__TASK OBJECTIVE__:
The data below is to be returned in full and exactly.

──────── EXERCISE DATA

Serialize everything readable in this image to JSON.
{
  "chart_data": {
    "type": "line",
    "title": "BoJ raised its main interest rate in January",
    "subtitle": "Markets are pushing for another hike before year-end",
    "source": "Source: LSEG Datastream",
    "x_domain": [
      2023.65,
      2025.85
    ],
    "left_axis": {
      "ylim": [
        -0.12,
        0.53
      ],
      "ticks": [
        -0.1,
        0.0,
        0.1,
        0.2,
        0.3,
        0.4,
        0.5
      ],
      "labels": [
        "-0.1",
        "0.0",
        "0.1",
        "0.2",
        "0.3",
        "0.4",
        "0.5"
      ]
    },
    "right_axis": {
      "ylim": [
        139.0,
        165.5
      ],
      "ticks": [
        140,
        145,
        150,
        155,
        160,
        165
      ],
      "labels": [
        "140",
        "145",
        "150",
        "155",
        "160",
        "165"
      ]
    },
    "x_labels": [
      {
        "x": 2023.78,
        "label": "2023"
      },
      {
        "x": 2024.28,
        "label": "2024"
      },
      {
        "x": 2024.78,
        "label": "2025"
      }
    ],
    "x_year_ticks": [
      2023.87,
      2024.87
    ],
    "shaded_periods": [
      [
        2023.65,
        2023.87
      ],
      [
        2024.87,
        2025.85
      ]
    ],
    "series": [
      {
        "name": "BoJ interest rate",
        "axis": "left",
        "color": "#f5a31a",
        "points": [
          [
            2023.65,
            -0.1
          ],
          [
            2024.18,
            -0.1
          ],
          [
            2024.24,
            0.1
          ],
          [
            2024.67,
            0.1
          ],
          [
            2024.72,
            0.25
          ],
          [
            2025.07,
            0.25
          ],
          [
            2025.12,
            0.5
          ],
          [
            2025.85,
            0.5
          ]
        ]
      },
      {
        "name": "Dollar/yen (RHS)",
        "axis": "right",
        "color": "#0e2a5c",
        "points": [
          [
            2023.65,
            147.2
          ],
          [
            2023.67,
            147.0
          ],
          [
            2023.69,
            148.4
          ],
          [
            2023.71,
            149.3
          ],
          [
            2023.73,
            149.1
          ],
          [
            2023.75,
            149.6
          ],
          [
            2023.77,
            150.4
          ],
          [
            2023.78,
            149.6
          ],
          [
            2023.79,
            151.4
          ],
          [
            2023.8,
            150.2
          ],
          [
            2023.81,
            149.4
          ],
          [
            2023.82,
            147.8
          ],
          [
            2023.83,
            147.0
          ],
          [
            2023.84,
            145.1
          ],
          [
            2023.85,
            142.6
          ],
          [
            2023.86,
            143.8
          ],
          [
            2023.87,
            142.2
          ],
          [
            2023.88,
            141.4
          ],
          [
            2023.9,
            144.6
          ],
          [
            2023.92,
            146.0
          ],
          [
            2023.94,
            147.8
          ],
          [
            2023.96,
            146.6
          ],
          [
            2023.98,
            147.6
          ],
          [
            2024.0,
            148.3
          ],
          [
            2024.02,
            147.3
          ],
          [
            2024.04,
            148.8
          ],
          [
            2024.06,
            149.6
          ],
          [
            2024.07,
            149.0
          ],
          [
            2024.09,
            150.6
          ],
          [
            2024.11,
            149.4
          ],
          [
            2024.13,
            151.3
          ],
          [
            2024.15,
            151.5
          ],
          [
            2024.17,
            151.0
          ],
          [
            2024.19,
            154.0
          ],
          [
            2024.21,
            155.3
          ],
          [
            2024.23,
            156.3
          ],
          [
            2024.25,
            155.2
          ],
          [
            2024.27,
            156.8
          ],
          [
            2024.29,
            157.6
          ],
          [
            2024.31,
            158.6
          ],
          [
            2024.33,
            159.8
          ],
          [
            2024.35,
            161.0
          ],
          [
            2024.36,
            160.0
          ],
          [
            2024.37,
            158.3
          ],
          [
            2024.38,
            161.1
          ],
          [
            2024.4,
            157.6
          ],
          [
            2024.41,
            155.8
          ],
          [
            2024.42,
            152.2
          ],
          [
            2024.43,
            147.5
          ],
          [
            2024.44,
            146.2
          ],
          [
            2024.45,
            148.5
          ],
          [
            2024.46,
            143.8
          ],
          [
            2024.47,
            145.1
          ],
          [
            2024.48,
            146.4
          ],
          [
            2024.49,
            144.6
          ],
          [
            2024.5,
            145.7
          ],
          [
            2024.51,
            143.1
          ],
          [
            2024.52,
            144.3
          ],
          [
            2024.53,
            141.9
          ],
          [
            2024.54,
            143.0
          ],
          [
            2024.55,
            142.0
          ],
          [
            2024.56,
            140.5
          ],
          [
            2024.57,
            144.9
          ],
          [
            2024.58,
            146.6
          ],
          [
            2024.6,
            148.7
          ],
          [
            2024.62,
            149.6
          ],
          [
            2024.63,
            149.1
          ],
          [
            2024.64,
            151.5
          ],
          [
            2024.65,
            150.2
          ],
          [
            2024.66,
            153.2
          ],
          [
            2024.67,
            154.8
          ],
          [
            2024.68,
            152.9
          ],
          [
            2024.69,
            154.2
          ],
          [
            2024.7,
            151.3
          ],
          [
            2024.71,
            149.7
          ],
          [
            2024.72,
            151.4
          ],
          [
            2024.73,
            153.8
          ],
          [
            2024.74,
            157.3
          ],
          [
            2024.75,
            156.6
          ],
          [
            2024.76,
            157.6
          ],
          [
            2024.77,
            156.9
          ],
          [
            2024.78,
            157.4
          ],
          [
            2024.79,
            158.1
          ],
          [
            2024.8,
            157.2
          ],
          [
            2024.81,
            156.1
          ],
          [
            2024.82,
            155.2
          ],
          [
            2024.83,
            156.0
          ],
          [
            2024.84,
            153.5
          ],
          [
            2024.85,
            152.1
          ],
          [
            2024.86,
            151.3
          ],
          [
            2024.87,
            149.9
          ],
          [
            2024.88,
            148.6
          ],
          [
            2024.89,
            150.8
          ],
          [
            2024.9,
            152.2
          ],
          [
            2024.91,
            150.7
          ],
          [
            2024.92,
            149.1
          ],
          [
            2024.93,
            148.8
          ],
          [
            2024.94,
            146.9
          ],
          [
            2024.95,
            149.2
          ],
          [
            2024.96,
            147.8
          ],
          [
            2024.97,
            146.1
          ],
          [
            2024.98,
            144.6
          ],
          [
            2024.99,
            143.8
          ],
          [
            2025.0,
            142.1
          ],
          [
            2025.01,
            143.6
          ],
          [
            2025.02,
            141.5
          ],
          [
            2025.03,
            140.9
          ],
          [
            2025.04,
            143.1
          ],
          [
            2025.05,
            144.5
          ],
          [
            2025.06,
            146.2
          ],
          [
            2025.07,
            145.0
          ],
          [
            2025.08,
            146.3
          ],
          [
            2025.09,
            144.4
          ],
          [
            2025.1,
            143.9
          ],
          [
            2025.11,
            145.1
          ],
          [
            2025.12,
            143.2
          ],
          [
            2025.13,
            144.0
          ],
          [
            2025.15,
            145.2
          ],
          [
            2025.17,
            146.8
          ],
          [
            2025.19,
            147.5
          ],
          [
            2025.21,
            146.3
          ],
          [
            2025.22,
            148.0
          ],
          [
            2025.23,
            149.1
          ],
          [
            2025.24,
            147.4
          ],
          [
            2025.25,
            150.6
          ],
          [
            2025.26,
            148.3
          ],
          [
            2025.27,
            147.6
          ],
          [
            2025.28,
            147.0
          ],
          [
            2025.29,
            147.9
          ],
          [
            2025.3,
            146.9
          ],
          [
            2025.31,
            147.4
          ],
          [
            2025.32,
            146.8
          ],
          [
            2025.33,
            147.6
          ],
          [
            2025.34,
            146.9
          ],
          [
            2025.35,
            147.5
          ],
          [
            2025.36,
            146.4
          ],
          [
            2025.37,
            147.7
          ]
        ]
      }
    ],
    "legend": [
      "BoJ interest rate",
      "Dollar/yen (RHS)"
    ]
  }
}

────────────────

__COMPLETE ANSWER__:
Serialize everything readable in this image to JSON.
{
  "chart_data": {
    "type": "line",
    "title": "BoJ raised its main interest rate in January",
    "subtitle": "Markets are pushing for another hike before year-end",
    "source": "Source: LSEG Datastream",
    "x_domain": [
      2023.65,
      2025.85
    ],
    "left_axis": {
      "ylim": [
        -0.12,
        0.53
      ],
      "ticks": [
        -0.1,
        0.0,
        0.1,
        0.2,
        0.3,
        0.4,
        0.5
      ],
      "labels": [
        "-0.1",
        "0.0",
        "0.1",
        "0.2",
        "0.3",
        "0.4",
        "0.5"
      ]
    },
    "right_axis": {
      "ylim": [
        139.0,
        165.5
      ],
      "ticks": [
        140,
        145,
        150,
        155,
        160,
        165
      ],
      "labels": [
        "140",
        "145",
        "150",
        "155",
        "160",
        "165"
      ]
    },
    "x_labels": [
      {
        "x": 2023.78,
        "label": "2023"
      },
      {
        "x": 2024.28,
        "label": "2024"
      },
      {
        "x": 2024.78,
        "label": "2025"
      }
    ],
    "x_year_ticks": [
      2023.87,
      2024.87
    ],
    "shaded_periods": [
      [
        2023.65,
        2023.87
      ],
      [
        2024.87,
        2025.85
      ]
    ],
    "series": [
      {
        "name": "BoJ interest rate",
        "axis": "left",
        "color": "#f5a31a",
        "points": [
          [
            2023.65,
            -0.1
          ],
          [
            2024.18,
            -0.1
          ],
          [
            2024.24,
            0.1
          ],
          [
            2024.67,
            0.1
          ],
          [
            2024.72,
            0.25
          ],
          [
            2025.07,
            0.25
          ],
          [
            2025.12,
            0.5
          ],
          [
            2025.85,
            0.5
          ]
        ]
      },
      {
        "name": "Dollar/yen (RHS)",
        "axis": "right",
        "color": "#0e2a5c",
        "points": [
          [
            2023.65,
            147.2
          ],
          [
            2023.67,
            147.0
          ],
          [
            2023.69,
            148.4
          ],
          [
            2023.71,
            149.3
          ],
          [
            2023.73,
            149.1
          ],
          [
            2023.75,
            149.6
          ],
          [
            2023.77,
            150.4
          ],
          [
            2023.78,
            149.6
          ],
          [
            2023.79,
            151.4
          ],
          [
            2023.8,
            150.2
          ],
          [
            2023.81,
            149.4
          ],
          [
            2023.82,
            147.8
          ],
          [
            2023.83,
            147.0
          ],
          [
            2023.84,
            145.1
          ],
          [
            2023.85,
            142.6
          ],
          [
            2023.86,
            143.8
          ],
          [
            2023.87,
            142.2
          ],
          [
            2023.88,
            141.4
          ],
          [
            2023.9,
            144.6
          ],
          [
            2023.92,
            146.0
          ],
          [
            2023.94,
            147.8
          ],
          [
            2023.96,
            146.6
          ],
          [
            2023.98,
            147.6
          ],
          [
            2024.0,
            148.3
          ],
          [
            2024.02,
            147.3
          ],
          [
            2024.04,
            148.8
          ],
          [
            2024.06,
            149.6
          ],
          [
            2024.07,
            149.0
          ],
          [
            2024.09,
            150.6
          ],
          [
            2024.11,
            149.4
          ],
          [
            2024.13,
            151.3
          ],
          [
            2024.15,
            151.5
          ],
          [
            2024.17,
            151.0
          ],
          [
            2024.19,
            154.0
          ],
          [
            2024.21,
            155.3
          ],
          [
            2024.23,
            156.3
          ],
          [
            2024.25,
            155.2
          ],
          [
            2024.27,
            156.8
          ],
          [
            2024.29,
            157.6
          ],
          [
            2024.31,
            158.6
          ],
          [
            2024.33,
            159.8
          ],
          [
            2024.35,
            161.0
          ],
          [
            2024.36,
            160.0
          ],
          [
            2024.37,
            158.3
          ],
          [
            2024.38,
            161.1
          ],
          [
            2024.4,
            157.6
          ],
          [
            2024.41,
            155.8
          ],
          [
            2024.42,
            152.2
          ],
          [
            2024.43,
            147.5
          ],
          [
            2024.44,
            146.2
          ],
          [
            2024.45,
            148.5
          ],
          [
            2024.46,
            143.8
          ],
          [
            2024.47,
            145.1
          ],
          [
            2024.48,
            146.4
          ],
          [
            2024.49,
            144.6
          ],
          [
            2024.5,
            145.7
          ],
          [
            2024.51,
            143.1
          ],
          [
            2024.52,
            144.3
          ],
          [
            2024.53,
            141.9
          ],
          [
            2024.54,
            143.0
          ],
          [
            2024.55,
            142.0
          ],
          [
            2024.56,
            140.5
          ],
          [
            2024.57,
            144.9
          ],
          [
            2024.58,
            146.6
          ],
          [
            2024.6,
            148.7
          ],
          [
            2024.62,
            149.6
          ],
          [
            2024.63,
            149.1
          ],
          [
            2024.64,
            151.5
          ],
          [
            2024.65,
            150.2
          ],
          [
            2024.66,
            153.2
          ],
          [
            2024.67,
            154.8
          ],
          [
            2024.68,
            152.9
          ],
          [
            2024.69,
            154.2
          ],
          [
            2024.7,
            151.3
          ],
          [
            2024.71,
            149.7
          ],
          [
            2024.72,
            151.4
          ],
          [
            2024.73,
            153.8
          ],
          [
            2024.74,
            157.3
          ],
          [
            2024.75,
            156.6
          ],
          [
            2024.76,
            157.6
          ],
          [
            2024.77,
            156.9
          ],
          [
            2024.78,
            157.4
          ],
          [
            2024.79,
            158.1
          ],
          [
            2024.8,
            157.2
          ],
          [
            2024.81,
            156.1
          ],
          [
            2024.82,
            155.2
          ],
          [
            2024.83,
            156.0
          ],
          [
            2024.84,
            153.5
          ],
          [
            2024.85,
            152.1
          ],
          [
            2024.86,
            151.3
          ],
          [
            2024.87,
            149.9
          ],
          [
            2024.88,
            148.6
          ],
          [
            2024.89,
            150.8
          ],
          [
            2024.9,
            152.2
          ],
          [
            2024.91,
            150.7
          ],
          [
            2024.92,
            149.1
          ],
          [
            2024.93,
            148.8
          ],
          [
            2024.94,
            146.9
          ],
          [
            2024.95,
            149.2
          ],
          [
            2024.96,
            147.8
          ],
          [
            2024.97,
            146.1
          ],
          [
            2024.98,
            144.6
          ],
          [
            2024.99,
            143.8
          ],
          [
            2025.0,
            142.1
          ],
          [
            2025.01,
            143.6
          ],
          [
            2025.02,
            141.5
          ],
          [
            2025.03,
            140.9
          ],
          [
            2025.04,
            143.1
          ],
          [
            2025.05,
            144.5
          ],
          [
            2025.06,
            146.2
          ],
          [
            2025.07,
            145.0
          ],
          [
            2025.08,
            146.3
          ],
          [
            2025.09,
            144.4
          ],
          [
            2025.1,
            143.9
          ],
          [
            2025.11,
            145.1
          ],
          [
            2025.12,
            143.2
          ],
          [
            2025.13,
            144.0
          ],
          [
            2025.15,
            145.2
          ],
          [
            2025.17,
            146.8
          ],
          [
            2025.19,
            147.5
          ],
          [
            2025.21,
            146.3
          ],
          [
            2025.22,
            148.0
          ],
          [
            2025.23,
            149.1
          ],
          [
            2025.24,
            147.4
          ],
          [
            2025.25,
            150.6
          ],
          [
            2025.26,
            148.3
          ],
          [
            2025.27,
            147.6
          ],
          [
            2025.28,
            147.0
          ],
          [
            2025.29,
            147.9
          ],
          [
            2025.3,
            146.9
          ],
          [
            2025.31,
            147.4
          ],
          [
            2025.32,
            146.8
          ],
          [
            2025.33,
            147.6
          ],
          [
            2025.34,
            146.9
          ],
          [
            2025.35,
            147.5
          ],
          [
            2025.36,
            146.4
          ],
          [
            2025.37,
            147.7
          ]
        ]
      }
    ],
    "legend": [
      "BoJ interest rate",
      "Dollar/yen (RHS)"
    ]
  }
}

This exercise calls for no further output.